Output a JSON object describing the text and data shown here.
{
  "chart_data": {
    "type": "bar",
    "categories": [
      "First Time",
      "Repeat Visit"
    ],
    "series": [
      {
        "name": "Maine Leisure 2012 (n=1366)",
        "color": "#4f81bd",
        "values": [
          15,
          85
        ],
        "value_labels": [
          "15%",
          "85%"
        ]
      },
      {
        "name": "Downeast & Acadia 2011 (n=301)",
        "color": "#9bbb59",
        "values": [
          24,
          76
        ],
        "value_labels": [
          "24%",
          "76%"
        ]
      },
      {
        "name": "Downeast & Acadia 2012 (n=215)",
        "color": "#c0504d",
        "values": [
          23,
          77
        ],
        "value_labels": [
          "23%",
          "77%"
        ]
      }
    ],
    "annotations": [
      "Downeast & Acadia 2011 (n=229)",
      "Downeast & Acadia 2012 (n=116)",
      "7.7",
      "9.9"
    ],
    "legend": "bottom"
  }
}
◆ ◆ ◆ ◆ ◆
## Task to carry out
Across the records, how many lines contain "name"? Only the number should be given.

## Answer to this exercise
3